**Objective**.
Lines containing the word "screenshot" should be extracted in full.
----
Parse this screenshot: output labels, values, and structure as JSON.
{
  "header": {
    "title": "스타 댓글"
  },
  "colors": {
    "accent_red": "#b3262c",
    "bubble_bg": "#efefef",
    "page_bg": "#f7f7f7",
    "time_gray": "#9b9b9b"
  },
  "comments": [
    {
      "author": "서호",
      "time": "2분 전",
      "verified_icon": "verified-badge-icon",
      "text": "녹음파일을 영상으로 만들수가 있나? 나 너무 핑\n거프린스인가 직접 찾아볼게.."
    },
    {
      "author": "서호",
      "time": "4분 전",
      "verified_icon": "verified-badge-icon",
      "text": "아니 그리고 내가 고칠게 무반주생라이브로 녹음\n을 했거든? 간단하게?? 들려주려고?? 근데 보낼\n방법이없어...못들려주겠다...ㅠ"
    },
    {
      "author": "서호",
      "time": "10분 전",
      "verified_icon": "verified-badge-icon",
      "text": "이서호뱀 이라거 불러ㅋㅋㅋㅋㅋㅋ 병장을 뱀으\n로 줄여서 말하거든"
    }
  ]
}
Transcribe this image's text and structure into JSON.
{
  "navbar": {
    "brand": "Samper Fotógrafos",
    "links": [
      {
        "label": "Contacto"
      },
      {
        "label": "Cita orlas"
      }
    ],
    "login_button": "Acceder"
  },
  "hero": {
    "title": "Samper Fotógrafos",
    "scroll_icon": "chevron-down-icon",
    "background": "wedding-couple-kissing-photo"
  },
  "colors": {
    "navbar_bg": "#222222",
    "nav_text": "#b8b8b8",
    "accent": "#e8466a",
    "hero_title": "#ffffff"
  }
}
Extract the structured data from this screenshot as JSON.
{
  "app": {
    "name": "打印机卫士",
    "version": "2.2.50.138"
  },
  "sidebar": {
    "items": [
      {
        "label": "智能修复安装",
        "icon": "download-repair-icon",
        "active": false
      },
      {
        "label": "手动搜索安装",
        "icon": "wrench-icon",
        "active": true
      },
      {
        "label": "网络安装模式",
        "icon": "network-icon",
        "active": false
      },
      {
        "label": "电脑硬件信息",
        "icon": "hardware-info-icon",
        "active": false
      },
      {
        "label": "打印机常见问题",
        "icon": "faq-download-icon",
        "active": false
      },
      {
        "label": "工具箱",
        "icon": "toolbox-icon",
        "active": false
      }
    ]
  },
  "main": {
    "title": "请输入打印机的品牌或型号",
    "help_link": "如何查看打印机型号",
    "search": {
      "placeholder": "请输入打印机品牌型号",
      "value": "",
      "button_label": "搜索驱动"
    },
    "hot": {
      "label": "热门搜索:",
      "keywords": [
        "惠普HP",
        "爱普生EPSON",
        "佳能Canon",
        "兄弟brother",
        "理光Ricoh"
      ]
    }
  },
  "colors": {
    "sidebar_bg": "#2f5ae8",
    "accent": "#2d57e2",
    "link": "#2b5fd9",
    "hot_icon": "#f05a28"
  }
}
----
**Result of this exercise**.
Parse this screenshot: output labels, values, and structure as JSON.
Extract the structured data from this screenshot as JSON.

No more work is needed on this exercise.